**Set problem:**
Collect each line holding the string "JSON".

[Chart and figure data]
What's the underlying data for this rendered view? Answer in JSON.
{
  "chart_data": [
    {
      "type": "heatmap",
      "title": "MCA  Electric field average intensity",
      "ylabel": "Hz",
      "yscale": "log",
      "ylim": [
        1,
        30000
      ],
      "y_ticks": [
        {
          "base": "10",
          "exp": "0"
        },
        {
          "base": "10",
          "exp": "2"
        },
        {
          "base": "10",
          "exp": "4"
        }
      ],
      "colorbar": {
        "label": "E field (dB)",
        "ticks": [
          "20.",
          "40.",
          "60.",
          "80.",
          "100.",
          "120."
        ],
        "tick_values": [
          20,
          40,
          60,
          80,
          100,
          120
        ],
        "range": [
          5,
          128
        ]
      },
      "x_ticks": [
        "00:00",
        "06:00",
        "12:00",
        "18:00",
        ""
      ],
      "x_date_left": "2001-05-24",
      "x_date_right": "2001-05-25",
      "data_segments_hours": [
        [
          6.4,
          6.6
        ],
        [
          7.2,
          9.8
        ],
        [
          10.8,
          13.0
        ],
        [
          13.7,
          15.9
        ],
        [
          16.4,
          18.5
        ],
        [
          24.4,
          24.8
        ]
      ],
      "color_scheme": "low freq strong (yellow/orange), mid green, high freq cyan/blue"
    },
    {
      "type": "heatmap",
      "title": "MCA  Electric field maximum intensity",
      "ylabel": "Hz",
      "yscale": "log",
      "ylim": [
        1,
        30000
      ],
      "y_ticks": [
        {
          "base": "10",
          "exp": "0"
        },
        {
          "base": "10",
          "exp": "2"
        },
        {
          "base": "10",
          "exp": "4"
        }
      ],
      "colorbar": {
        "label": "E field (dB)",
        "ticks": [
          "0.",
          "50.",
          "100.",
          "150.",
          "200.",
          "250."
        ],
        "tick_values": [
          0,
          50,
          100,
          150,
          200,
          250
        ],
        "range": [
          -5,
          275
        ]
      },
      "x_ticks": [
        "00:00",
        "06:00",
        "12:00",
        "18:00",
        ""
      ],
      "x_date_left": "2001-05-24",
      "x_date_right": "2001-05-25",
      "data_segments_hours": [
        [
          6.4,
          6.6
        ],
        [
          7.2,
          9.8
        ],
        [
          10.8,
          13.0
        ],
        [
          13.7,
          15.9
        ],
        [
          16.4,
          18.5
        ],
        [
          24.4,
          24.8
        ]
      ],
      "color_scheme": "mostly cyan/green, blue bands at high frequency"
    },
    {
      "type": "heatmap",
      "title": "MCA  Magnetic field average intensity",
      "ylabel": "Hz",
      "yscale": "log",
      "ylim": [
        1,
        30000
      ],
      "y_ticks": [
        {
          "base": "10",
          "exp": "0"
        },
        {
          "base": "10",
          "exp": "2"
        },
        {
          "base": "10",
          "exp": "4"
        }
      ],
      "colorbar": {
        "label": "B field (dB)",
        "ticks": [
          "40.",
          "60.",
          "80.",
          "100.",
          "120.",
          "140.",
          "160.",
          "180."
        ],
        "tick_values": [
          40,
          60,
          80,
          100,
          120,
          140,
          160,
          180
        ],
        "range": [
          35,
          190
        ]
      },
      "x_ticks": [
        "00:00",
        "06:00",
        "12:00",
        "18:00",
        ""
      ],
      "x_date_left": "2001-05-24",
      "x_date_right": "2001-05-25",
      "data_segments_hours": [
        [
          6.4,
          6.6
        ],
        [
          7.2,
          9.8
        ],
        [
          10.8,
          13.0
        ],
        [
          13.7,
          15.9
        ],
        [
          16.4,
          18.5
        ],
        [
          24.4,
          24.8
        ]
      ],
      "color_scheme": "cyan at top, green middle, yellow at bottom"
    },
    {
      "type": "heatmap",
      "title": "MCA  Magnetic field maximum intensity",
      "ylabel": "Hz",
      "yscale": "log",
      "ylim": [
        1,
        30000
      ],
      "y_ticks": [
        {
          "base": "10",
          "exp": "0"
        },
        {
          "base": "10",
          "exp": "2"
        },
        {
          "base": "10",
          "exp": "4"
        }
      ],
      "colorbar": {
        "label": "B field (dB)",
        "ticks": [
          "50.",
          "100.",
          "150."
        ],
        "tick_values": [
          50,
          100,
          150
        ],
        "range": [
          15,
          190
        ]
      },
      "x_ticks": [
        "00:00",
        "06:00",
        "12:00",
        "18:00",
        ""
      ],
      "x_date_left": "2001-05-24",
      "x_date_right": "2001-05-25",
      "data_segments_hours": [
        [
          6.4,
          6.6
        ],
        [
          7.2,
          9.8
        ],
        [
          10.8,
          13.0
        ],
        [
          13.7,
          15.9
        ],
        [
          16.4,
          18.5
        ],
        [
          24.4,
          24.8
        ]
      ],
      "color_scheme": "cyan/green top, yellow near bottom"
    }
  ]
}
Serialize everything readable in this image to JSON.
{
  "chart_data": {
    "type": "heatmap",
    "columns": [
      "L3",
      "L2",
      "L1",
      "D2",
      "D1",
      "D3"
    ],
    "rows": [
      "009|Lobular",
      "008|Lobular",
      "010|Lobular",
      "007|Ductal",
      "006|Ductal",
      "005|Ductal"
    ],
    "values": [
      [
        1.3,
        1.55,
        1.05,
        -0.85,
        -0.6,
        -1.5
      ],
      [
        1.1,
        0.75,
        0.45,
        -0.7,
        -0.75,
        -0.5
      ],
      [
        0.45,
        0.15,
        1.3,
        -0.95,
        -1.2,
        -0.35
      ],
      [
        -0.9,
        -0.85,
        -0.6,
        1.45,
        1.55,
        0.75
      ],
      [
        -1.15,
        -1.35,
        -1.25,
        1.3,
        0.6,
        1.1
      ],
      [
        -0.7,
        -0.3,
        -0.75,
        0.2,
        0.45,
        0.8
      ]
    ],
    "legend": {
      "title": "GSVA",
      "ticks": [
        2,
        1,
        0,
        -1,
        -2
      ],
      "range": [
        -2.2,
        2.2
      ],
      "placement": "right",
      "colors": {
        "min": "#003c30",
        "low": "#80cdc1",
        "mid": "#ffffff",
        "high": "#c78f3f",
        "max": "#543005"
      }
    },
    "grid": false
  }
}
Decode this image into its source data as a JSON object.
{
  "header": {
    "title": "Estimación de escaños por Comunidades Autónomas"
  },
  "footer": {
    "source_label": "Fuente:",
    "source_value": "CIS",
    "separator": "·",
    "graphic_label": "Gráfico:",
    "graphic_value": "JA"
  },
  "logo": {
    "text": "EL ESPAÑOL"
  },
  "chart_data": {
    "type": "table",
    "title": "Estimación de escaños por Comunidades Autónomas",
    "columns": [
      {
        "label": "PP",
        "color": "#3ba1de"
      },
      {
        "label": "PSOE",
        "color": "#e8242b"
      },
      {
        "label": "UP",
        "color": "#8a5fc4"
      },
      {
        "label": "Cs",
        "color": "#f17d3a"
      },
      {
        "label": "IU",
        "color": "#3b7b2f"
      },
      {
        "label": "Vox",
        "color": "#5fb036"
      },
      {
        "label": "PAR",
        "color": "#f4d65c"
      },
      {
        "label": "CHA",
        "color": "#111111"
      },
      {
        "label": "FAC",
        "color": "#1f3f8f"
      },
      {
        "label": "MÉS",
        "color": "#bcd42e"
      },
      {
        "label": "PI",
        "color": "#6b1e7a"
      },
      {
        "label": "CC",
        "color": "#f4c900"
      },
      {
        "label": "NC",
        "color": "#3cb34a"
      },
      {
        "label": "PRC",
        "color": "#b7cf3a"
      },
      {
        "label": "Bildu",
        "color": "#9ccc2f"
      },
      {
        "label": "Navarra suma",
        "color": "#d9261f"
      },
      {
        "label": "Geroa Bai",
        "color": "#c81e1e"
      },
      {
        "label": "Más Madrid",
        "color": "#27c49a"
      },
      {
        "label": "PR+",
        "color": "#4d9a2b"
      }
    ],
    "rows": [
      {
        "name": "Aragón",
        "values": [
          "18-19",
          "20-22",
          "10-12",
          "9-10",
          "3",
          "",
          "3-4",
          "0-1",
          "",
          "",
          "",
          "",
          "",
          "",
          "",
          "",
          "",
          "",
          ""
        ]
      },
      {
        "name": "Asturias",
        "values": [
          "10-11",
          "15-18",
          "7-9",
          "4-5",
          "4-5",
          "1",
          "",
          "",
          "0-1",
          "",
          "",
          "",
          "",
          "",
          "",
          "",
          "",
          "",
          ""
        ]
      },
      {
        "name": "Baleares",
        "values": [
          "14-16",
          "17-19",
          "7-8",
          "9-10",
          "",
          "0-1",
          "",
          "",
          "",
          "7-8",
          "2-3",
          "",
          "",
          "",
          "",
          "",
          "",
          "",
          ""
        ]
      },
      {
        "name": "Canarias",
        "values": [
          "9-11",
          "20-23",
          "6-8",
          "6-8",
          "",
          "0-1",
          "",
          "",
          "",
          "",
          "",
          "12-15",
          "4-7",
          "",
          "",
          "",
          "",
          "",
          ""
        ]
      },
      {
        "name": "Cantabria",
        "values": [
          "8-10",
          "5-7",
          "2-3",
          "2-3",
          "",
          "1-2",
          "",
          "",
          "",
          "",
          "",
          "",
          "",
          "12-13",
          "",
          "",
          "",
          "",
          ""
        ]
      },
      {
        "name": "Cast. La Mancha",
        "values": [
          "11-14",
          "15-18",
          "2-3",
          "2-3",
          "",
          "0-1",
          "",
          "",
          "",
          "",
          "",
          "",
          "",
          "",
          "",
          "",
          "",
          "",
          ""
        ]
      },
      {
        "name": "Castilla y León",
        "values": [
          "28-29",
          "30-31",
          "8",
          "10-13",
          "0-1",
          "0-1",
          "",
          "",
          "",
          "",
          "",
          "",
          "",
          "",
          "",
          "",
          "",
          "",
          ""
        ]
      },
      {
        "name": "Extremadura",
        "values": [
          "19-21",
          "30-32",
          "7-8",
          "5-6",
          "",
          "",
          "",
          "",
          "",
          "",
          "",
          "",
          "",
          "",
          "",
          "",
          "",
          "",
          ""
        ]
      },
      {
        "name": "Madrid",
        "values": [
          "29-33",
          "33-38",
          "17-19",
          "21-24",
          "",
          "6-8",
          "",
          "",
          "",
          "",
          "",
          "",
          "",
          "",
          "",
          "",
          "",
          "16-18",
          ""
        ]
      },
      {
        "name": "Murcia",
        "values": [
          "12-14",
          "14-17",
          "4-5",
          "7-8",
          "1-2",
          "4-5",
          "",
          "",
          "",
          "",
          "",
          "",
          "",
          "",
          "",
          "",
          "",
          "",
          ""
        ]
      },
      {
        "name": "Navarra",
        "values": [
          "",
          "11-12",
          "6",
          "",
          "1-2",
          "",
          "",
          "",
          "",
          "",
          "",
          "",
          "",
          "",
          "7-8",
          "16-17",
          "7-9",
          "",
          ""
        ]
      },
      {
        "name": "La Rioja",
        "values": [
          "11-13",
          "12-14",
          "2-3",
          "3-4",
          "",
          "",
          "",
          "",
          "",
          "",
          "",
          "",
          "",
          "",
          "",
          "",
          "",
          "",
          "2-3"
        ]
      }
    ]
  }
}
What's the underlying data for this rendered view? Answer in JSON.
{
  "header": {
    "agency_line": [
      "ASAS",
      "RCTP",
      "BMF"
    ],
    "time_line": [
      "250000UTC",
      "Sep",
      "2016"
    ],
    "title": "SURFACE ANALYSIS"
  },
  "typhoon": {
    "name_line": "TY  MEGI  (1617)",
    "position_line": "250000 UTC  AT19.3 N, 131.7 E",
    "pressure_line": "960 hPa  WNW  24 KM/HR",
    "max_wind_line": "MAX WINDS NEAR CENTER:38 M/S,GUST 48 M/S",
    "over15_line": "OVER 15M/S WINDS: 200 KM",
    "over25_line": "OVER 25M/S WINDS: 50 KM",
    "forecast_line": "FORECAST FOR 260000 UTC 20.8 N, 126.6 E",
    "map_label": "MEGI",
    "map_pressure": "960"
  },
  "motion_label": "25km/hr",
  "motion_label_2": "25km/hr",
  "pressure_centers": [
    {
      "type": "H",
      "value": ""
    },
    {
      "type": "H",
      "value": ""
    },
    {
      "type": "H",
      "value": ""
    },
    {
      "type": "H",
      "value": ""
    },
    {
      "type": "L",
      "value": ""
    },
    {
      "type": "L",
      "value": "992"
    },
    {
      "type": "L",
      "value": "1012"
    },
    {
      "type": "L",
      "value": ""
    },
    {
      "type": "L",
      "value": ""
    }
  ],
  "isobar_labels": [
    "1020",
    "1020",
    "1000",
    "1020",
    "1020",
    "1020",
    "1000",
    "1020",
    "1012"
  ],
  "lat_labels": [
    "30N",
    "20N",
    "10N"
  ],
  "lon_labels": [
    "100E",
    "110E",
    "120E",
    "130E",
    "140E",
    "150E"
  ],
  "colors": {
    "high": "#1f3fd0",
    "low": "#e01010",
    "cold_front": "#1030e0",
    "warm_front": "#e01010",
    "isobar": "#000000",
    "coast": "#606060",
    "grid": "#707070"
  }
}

**Solution:**
What's the underlying data for this rendered view? Answer in JSON.
Serialize everything readable in this image to JSON.
Decode this image into its source data as a JSON object.
What's the underlying data for this rendered view? Answer in JSON.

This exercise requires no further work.